▶ _WHAT THE TASK ASKS_
Render every line of the listing below as a JSON array of strings, one string per line, leaving out blank lines.

▶ _WORKING DATA_
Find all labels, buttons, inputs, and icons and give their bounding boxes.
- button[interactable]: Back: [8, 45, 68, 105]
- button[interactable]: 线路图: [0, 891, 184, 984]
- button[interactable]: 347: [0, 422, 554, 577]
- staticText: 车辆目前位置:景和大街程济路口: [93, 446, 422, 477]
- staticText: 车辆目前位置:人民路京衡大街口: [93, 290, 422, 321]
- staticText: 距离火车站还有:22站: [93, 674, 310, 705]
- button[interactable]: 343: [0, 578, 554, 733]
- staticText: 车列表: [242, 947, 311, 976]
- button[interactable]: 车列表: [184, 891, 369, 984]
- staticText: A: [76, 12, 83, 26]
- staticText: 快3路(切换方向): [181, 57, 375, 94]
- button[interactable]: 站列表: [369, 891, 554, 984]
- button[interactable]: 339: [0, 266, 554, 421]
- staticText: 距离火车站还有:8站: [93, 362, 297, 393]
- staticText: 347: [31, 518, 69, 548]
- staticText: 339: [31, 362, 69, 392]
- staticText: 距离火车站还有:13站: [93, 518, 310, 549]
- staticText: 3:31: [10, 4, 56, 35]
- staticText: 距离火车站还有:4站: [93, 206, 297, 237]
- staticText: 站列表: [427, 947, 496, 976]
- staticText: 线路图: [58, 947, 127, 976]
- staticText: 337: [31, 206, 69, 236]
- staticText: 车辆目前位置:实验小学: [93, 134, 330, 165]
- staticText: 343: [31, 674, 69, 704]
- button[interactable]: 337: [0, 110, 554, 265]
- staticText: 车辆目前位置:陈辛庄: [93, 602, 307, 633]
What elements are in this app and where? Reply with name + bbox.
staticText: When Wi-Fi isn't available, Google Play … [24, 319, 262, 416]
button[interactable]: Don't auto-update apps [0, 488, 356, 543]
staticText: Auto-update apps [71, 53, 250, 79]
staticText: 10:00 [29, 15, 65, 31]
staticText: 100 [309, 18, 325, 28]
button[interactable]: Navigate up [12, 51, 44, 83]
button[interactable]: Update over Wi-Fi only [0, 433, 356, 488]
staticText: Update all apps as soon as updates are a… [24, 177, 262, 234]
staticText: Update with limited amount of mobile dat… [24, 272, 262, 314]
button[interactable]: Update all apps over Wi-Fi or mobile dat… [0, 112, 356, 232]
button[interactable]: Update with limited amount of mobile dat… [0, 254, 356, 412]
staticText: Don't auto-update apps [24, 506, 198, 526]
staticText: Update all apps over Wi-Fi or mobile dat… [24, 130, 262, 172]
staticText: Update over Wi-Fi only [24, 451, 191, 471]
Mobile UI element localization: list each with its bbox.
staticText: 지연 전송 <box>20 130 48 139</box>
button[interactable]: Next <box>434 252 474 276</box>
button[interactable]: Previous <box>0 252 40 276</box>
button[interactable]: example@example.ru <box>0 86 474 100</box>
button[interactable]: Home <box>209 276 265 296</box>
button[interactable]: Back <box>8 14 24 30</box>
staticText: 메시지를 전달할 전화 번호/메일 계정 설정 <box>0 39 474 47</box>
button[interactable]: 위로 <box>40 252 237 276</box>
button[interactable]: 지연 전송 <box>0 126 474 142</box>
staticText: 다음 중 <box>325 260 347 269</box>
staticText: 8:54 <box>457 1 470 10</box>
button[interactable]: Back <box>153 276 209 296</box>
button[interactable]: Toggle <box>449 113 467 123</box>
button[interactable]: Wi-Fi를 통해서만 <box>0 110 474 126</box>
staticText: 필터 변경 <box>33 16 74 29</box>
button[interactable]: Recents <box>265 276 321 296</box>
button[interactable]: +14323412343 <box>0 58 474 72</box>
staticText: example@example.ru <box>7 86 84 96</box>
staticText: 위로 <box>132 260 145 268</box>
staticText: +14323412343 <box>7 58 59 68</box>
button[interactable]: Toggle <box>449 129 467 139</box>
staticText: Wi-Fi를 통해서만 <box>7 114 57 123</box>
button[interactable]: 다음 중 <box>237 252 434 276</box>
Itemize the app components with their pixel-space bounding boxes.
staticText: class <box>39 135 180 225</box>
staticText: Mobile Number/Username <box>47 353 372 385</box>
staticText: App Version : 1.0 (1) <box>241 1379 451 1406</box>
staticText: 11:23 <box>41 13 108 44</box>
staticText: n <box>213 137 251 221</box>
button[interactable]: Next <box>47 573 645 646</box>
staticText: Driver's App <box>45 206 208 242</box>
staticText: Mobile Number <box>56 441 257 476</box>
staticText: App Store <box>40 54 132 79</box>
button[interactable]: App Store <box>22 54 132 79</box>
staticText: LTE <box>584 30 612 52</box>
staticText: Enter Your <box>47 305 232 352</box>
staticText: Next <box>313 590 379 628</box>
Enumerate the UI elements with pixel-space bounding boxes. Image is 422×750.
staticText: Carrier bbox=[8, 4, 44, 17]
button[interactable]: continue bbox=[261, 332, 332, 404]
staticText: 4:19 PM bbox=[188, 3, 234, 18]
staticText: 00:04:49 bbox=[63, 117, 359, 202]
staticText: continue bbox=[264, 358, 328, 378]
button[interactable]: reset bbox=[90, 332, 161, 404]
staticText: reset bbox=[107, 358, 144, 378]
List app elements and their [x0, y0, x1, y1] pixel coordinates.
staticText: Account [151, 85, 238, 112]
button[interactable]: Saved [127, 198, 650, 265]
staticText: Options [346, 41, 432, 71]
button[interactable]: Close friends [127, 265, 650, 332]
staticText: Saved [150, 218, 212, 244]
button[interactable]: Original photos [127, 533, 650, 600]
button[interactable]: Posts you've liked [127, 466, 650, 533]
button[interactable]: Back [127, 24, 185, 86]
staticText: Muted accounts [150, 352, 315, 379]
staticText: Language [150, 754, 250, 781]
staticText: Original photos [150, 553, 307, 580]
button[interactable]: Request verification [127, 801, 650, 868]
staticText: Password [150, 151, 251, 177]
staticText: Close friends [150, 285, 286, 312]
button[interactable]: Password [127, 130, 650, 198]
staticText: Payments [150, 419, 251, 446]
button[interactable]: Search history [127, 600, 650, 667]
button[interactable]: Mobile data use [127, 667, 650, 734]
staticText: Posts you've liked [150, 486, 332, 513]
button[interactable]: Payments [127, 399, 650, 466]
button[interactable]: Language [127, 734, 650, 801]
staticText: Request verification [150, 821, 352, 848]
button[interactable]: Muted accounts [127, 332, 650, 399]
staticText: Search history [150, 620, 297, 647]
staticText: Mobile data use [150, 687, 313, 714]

▶ _FINAL ANSWER_
[
  "Find all labels, buttons, inputs, and icons and give their bounding boxes.",
  "- button[interactable]: Back: [8, 45, 68, 105]",
  "- button[interactable]: 线路图: [0, 891, 184, 984]",
  "- button[interactable]: 347: [0, 422, 554, 577]",
  "- staticText: 车辆目前位置:景和大街程济路口: [93, 446, 422, 477]",
  "- staticText: 车辆目前位置:人民路京衡大街口: [93, 290, 422, 321]",
  "- staticText: 距离火车站还有:22站: [93, 674, 310, 705]",
  "- button[interactable]: 343: [0, 578, 554, 733]",
  "- staticText: 车列表: [242, 947, 311, 976]",
  "- button[interactable]: 车列表: [184, 891, 369, 984]",
  "- staticText: A: [76, 12, 83, 26]",
  "- staticText: 快3路(切换方向): [181, 57, 375, 94]",
  "- button[interactable]: 站列表: [369, 891, 554, 984]",
  "- button[interactable]: 339: [0, 266, 554, 421]",
  "- staticText: 距离火车站还有:8站: [93, 362, 297, 393]",
  "- staticText: 347: [31, 518, 69, 548]",
  "- staticText: 339: [31, 362, 69, 392]",
  "- staticText: 距离火车站还有:13站: [93, 518, 310, 549]",
  "- staticText: 3:31: [10, 4, 56, 35]",
  "- staticText: 距离火车站还有:4站: [93, 206, 297, 237]",
  "- staticText: 站列表: [427, 947, 496, 976]",
  "- staticText: 线路图: [58, 947, 127, 976]",
  "- staticText: 337: [31, 206, 69, 236]",
  "- staticText: 车辆目前位置:实验小学: [93, 134, 330, 165]",
  "- staticText: 343: [31, 674, 69, 704]",
  "- button[interactable]: 337: [0, 110, 554, 265]",
  "- staticText: 车辆目前位置:陈辛庄: [93, 602, 307, 633]",
  "What elements are in this app and where? Reply with name + bbox.",
  "staticText: When Wi-Fi isn't available, Google Play … [24, 319, 262, 416]",
  "button[interactable]: Don't auto-update apps [0, 488, 356, 543]",
  "staticText: Auto-update apps [71, 53, 250, 79]",
  "staticText: 10:00 [29, 15, 65, 31]",
  "staticText: 100 [309, 18, 325, 28]",
  "button[interactable]: Navigate up [12, 51, 44, 83]",
  "button[interactable]: Update over Wi-Fi only [0, 433, 356, 488]",
  "staticText: Update all apps as soon as updates are a… [24, 177, 262, 234]",
  "staticText: Update with limited amount of mobile dat… [24, 272, 262, 314]",
  "button[interactable]: Update all apps over Wi-Fi or mobile dat… [0, 112, 356, 232]",
  "button[interactable]: Update with limited amount of mobile dat… [0, 254, 356, 412]",
  "staticText: Don't auto-update apps [24, 506, 198, 526]",
  "staticText: Update all apps over Wi-Fi or mobile dat… [24, 130, 262, 172]",
  "staticText: Update over Wi-Fi only [24, 451, 191, 471]",
  "Mobile UI element localization: list each with its bbox.",
  "staticText: 지연 전송 <box>20 130 48 139</box>",
  "button[interactable]: Next <box>434 252 474 276</box>",
  "button[interactable]: Previous <box>0 252 40 276</box>",
  "button[interactable]: example@example.ru <box>0 86 474 100</box>",
  "button[interactable]: Home <box>209 276 265 296</box>",
  "button[interactable]: Back <box>8 14 24 30</box>",
  "staticText: 메시지를 전달할 전화 번호/메일 계정 설정 <box>0 39 474 47</box>",
  "button[interactable]: 위로 <box>40 252 237 276</box>",
  "button[interactable]: 지연 전송 <box>0 126 474 142</box>",
  "staticText: 다음 중 <box>325 260 347 269</box>",
  "staticText: 8:54 <box>457 1 470 10</box>",
  "button[interactable]: Back <box>153 276 209 296</box>",
  "button[interactable]: Toggle <box>449 113 467 123</box>",
  "button[interactable]: Wi-Fi를 통해서만 <box>0 110 474 126</box>",
  "staticText: 필터 변경 <box>33 16 74 29</box>",
  "button[interactable]: Recents <box>265 276 321 296</box>",
  "button[interactable]: +14323412343 <box>0 58 474 72</box>",
  "staticText: example@example.ru <box>7 86 84 96</box>",
  "staticText: 위로 <box>132 260 145 268</box>",
  "staticText: +14323412343 <box>7 58 59 68</box>",
  "button[interactable]: Toggle <box>449 129 467 139</box>",
  "staticText: Wi-Fi를 통해서만 <box>7 114 57 123</box>",
  "button[interactable]: 다음 중 <box>237 252 434 276</box>",
  "Itemize the app components with their pixel-space bounding boxes.",
  "staticText: class <box>39 135 180 225</box>",
  "staticText: Mobile Number/Username <box>47 353 372 385</box>",
  "staticText: App Version : 1.0 (1) <box>241 1379 451 1406</box>",
  "staticText: 11:23 <box>41 13 108 44</box>",
  "staticText: n <box>213 137 251 221</box>",
  "button[interactable]: Next <box>47 573 645 646</box>",
  "staticText: Driver's App <box>45 206 208 242</box>",
  "staticText: Mobile Number <box>56 441 257 476</box>",
  "staticText: App Store <box>40 54 132 79</box>",
  "button[interactable]: App Store <box>22 54 132 79</box>",
  "staticText: LTE <box>584 30 612 52</box>",
  "staticText: Enter Your <box>47 305 232 352</box>",
  "staticText: Next <box>313 590 379 628</box>",
  "Enumerate the UI elements with pixel-space bounding boxes. Image is 422×750.",
  "staticText: Carrier bbox=[8, 4, 44, 17]",
  "button[interactable]: continue bbox=[261, 332, 332, 404]",
  "staticText: 4:19 PM bbox=[188, 3, 234, 18]",
  "staticText: 00:04:49 bbox=[63, 117, 359, 202]",
  "staticText: continue bbox=[264, 358, 328, 378]",
  "button[interactable]: reset bbox=[90, 332, 161, 404]",
  "staticText: reset bbox=[107, 358, 144, 378]",
  "List app elements and their [x0, y0, x1, y1] pixel coordinates.",
  "staticText: Account [151, 85, 238, 112]",
  "button[interactable]: Saved [127, 198, 650, 265]",
  "staticText: Options [346, 41, 432, 71]",
  "button[interactable]: Close friends [127, 265, 650, 332]",
  "staticText: Saved [150, 218, 212, 244]",
  "button[interactable]: Original photos [127, 533, 650, 600]",
  "button[interactable]: Posts you've liked [127, 466, 650, 533]",
  "button[interactable]: Back [127, 24, 185, 86]",
  "staticText: Muted accounts [150, 352, 315, 379]",
  "staticText: Language [150, 754, 250, 781]",
  "staticText: Original photos [150, 553, 307, 580]",
  "button[interactable]: Request verification [127, 801, 650, 868]",
  "staticText: Password [150, 151, 251, 177]",
  "staticText: Close friends [150, 285, 286, 312]",
  "button[interactable]: Password [127, 130, 650, 198]",
  "staticText: Payments [150, 419, 251, 446]",
  "button[interactable]: Search history [127, 600, 650, 667]",
  "button[interactable]: Mobile data use [127, 667, 650, 734]",
  "staticText: Posts you've liked [150, 486, 332, 513]",
  "button[interactable]: Payments [127, 399, 650, 466]",
  "button[interactable]: Language [127, 734, 650, 801]",
  "staticText: Request verification [150, 821, 352, 848]",
  "button[interactable]: Muted accounts [127, 332, 650, 399]",
  "staticText: Search history [150, 620, 297, 647]",
  "staticText: Mobile data use [150, 687, 313, 714]"
]